Set task
Give every line of the material again, exactly as written.
▽
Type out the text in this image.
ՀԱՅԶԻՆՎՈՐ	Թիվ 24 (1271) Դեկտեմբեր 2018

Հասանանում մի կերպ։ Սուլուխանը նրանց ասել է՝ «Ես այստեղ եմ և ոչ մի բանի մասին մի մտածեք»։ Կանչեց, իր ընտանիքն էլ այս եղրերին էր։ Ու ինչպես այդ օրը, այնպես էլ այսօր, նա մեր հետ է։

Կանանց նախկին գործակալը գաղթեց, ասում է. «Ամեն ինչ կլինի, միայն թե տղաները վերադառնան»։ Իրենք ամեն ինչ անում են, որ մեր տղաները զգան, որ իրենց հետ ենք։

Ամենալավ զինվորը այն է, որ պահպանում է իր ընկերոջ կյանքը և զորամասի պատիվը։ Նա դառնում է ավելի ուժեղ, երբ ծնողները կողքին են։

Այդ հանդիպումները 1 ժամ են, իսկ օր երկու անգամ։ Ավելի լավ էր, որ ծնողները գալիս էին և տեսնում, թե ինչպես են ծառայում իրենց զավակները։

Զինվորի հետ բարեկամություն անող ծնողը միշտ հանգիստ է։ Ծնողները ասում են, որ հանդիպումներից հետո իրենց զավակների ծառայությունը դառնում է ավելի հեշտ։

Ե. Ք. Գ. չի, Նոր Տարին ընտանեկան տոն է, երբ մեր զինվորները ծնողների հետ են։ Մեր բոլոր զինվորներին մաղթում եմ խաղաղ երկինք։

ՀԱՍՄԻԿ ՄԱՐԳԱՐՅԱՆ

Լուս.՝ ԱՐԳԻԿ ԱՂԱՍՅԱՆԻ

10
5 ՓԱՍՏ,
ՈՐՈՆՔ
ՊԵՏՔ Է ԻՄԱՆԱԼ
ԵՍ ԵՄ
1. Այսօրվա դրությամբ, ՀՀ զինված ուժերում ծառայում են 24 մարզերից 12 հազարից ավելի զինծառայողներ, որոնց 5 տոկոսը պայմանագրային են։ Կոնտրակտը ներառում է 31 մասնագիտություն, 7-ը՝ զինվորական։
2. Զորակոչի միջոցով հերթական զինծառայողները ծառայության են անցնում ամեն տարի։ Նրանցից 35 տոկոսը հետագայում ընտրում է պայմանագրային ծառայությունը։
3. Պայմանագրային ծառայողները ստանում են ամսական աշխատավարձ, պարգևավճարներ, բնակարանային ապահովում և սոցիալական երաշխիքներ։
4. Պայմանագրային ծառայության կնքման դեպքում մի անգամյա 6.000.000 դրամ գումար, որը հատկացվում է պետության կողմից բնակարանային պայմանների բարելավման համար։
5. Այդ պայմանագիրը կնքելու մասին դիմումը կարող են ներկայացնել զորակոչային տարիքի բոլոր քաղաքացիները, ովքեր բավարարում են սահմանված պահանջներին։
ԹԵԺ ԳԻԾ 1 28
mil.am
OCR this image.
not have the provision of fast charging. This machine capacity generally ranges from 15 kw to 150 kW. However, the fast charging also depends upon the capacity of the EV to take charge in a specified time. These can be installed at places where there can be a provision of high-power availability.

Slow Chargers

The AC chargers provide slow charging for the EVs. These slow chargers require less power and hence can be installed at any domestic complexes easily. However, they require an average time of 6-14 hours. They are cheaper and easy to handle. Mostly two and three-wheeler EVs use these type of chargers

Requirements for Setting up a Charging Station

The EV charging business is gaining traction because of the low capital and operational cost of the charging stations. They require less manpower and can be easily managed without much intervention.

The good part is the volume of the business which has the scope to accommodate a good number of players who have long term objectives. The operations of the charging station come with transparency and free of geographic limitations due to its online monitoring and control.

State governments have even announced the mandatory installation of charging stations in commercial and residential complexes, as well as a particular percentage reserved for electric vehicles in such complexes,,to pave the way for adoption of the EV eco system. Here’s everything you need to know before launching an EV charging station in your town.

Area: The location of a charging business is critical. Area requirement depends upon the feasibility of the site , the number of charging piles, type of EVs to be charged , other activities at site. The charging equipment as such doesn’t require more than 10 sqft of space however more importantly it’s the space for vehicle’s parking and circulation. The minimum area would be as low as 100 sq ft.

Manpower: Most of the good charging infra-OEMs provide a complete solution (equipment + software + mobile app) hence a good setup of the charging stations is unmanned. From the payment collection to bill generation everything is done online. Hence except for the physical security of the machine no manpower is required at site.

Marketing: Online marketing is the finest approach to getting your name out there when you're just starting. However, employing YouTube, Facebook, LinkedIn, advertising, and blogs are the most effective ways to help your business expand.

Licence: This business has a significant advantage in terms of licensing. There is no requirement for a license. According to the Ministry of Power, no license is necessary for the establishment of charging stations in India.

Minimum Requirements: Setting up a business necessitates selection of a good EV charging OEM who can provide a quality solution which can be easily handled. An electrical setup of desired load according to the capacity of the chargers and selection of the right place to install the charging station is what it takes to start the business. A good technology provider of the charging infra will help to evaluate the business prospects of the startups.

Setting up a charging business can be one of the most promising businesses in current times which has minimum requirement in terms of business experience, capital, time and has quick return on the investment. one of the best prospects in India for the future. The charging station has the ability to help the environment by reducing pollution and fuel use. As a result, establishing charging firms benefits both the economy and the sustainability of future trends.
△
Result
Type out the text in this image.
ՀԱՅԶԻՆՎՈՐ	Թիվ 24 (1271) Դեկտեմբեր 2018

Հասանանում մի կերպ։ Սուլուխանը նրանց ասել է՝ «Ես այստեղ եմ և ոչ մի բանի մասին մի մտածեք»։ Կանչեց, իր ընտանիքն էլ այս եղրերին էր։ Ու ինչպես այդ օրը, այնպես էլ այսօր, նա մեր հետ է։

Կանանց նախկին գործակալը գաղթեց, ասում է. «Ամեն ինչ կլինի, միայն թե տղաները վերադառնան»։ Իրենք ամեն ինչ անում են, որ մեր տղաները զգան, որ իրենց հետ ենք։

Ամենալավ զինվորը այն է, որ պահպանում է իր ընկերոջ կյանքը և զորամասի պատիվը։ Նա դառնում է ավելի ուժեղ, երբ ծնողները կողքին են։

Այդ հանդիպումները 1 ժամ են, իսկ օր երկու անգամ։ Ավելի լավ էր, որ ծնողները գալիս էին և տեսնում, թե ինչպես են ծառայում իրենց զավակները։

Զինվորի հետ բարեկամություն անող ծնողը միշտ հանգիստ է։ Ծնողները ասում են, որ հանդիպումներից հետո իրենց զավակների ծառայությունը դառնում է ավելի հեշտ։

Ե. Ք. Գ. չի, Նոր Տարին ընտանեկան տոն է, երբ մեր զինվորները ծնողների հետ են։ Մեր բոլոր զինվորներին մաղթում եմ խաղաղ երկինք։

ՀԱՍՄԻԿ ՄԱՐԳԱՐՅԱՆ

Լուս.՝ ԱՐԳԻԿ ԱՂԱՍՅԱՆԻ

10
5 ՓԱՍՏ,
ՈՐՈՆՔ
ՊԵՏՔ Է ԻՄԱՆԱԼ
ԵՍ ԵՄ
1. Այսօրվա դրությամբ, ՀՀ զինված ուժերում ծառայում են 24 մարզերից 12 հազարից ավելի զինծառայողներ, որոնց 5 տոկոսը պայմանագրային են։ Կոնտրակտը ներառում է 31 մասնագիտություն, 7-ը՝ զինվորական։
2. Զորակոչի միջոցով հերթական զինծառայողները ծառայության են անցնում ամեն տարի։ Նրանցից 35 տոկոսը հետագայում ընտրում է պայմանագրային ծառայությունը։
3. Պայմանագրային ծառայողները ստանում են ամսական աշխատավարձ, պարգևավճարներ, բնակարանային ապահովում և սոցիալական երաշխիքներ։
4. Պայմանագրային ծառայության կնքման դեպքում մի անգամյա 6.000.000 դրամ գումար, որը հատկացվում է պետության կողմից բնակարանային պայմանների բարելավման համար։
5. Այդ պայմանագիրը կնքելու մասին դիմումը կարող են ներկայացնել զորակոչային տարիքի բոլոր քաղաքացիները, ովքեր բավարարում են սահմանված պահանջներին։
ԹԵԺ ԳԻԾ 1 28
mil.am
OCR this image.
not have the provision of fast charging. This machine capacity generally ranges from 15 kw to 150 kW. However, the fast charging also depends upon the capacity of the EV to take charge in a specified time. These can be installed at places where there can be a provision of high-power availability.

Slow Chargers

The AC chargers provide slow charging for the EVs. These slow chargers require less power and hence can be installed at any domestic complexes easily. However, they require an average time of 6-14 hours. They are cheaper and easy to handle. Mostly two and three-wheeler EVs use these type of chargers

Requirements for Setting up a Charging Station

The EV charging business is gaining traction because of the low capital and operational cost of the charging stations. They require less manpower and can be easily managed without much intervention.

The good part is the volume of the business which has the scope to accommodate a good number of players who have long term objectives. The operations of the charging station come with transparency and free of geographic limitations due to its online monitoring and control.

State governments have even announced the mandatory installation of charging stations in commercial and residential complexes, as well as a particular percentage reserved for electric vehicles in such complexes,,to pave the way for adoption of the EV eco system. Here’s everything you need to know before launching an EV charging station in your town.

Area: The location of a charging business is critical. Area requirement depends upon the feasibility of the site , the number of charging piles, type of EVs to be charged , other activities at site. The charging equipment as such doesn’t require more than 10 sqft of space however more importantly it’s the space for vehicle’s parking and circulation. The minimum area would be as low as 100 sq ft.

Manpower: Most of the good charging infra-OEMs provide a complete solution (equipment + software + mobile app) hence a good setup of the charging stations is unmanned. From the payment collection to bill generation everything is done online. Hence except for the physical security of the machine no manpower is required at site.

Marketing: Online marketing is the finest approach to getting your name out there when you're just starting. However, employing YouTube, Facebook, LinkedIn, advertising, and blogs are the most effective ways to help your business expand.

Licence: This business has a significant advantage in terms of licensing. There is no requirement for a license. According to the Ministry of Power, no license is necessary for the establishment of charging stations in India.

Minimum Requirements: Setting up a business necessitates selection of a good EV charging OEM who can provide a quality solution which can be easily handled. An electrical setup of desired load according to the capacity of the chargers and selection of the right place to install the charging station is what it takes to start the business. A good technology provider of the charging infra will help to evaluate the business prospects of the startups.

Setting up a charging business can be one of the most promising businesses in current times which has minimum requirement in terms of business experience, capital, time and has quick return on the investment. one of the best prospects in India for the future. The charging station has the ability to help the environment by reducing pollution and fuel use. As a result, establishing charging firms benefits both the economy and the sustainability of future trends.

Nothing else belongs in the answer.